A run of records:
━━━

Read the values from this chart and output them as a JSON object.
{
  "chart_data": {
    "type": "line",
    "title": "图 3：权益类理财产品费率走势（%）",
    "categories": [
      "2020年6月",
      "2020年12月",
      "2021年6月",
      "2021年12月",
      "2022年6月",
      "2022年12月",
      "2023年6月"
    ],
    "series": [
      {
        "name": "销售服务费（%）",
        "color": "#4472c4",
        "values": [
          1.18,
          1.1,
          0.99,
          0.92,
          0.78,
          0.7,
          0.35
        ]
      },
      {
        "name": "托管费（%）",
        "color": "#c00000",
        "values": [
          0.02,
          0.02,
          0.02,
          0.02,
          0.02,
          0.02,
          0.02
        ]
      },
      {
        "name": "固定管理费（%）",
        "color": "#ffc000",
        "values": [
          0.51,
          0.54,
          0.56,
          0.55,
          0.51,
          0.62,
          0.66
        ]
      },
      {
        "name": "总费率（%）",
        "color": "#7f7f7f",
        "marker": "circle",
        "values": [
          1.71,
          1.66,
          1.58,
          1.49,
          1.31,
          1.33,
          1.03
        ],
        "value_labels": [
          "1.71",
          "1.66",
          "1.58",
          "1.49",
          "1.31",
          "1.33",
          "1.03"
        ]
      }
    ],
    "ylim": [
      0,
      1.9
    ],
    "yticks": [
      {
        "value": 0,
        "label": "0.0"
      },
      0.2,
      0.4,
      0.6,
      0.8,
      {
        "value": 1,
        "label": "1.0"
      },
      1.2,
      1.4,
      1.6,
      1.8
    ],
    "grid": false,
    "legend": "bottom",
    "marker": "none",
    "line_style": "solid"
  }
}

━━━

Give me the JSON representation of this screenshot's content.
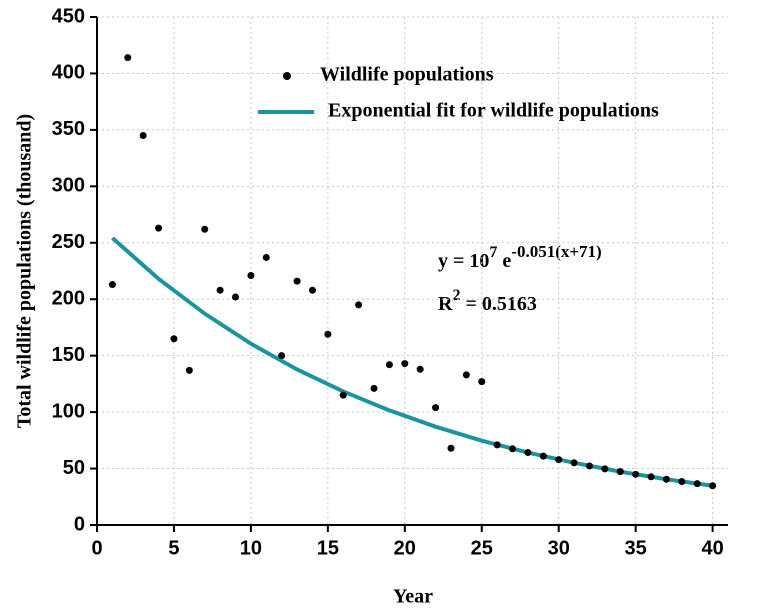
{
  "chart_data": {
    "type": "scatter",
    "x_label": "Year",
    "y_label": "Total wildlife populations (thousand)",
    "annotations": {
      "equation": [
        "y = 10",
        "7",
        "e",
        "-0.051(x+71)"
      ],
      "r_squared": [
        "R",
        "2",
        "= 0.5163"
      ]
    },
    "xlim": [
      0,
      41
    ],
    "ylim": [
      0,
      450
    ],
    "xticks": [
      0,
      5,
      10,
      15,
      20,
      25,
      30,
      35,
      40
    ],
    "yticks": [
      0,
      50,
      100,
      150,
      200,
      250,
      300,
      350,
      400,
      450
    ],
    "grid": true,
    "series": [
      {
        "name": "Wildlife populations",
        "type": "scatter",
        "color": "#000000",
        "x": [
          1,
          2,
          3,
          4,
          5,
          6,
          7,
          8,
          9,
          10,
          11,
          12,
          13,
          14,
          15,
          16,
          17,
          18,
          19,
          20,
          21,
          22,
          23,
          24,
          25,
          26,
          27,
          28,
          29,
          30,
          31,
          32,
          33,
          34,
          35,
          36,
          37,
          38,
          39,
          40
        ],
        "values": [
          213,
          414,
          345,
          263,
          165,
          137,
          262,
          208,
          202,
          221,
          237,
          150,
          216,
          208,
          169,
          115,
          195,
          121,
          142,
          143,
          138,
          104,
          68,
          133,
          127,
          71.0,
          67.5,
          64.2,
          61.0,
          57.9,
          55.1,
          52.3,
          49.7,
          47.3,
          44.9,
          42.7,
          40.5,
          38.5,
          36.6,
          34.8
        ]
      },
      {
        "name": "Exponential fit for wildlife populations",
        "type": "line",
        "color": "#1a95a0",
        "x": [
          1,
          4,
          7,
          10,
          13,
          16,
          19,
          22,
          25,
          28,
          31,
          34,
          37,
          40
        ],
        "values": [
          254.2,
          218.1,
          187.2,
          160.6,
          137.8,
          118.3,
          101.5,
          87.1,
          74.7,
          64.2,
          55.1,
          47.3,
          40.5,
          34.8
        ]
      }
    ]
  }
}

━━━

▶ [DO THIS]: Tally up the lines in the records that contain the word "name" and give only the total.

▶ [RESPONSE TO THE EXERCISE]: 6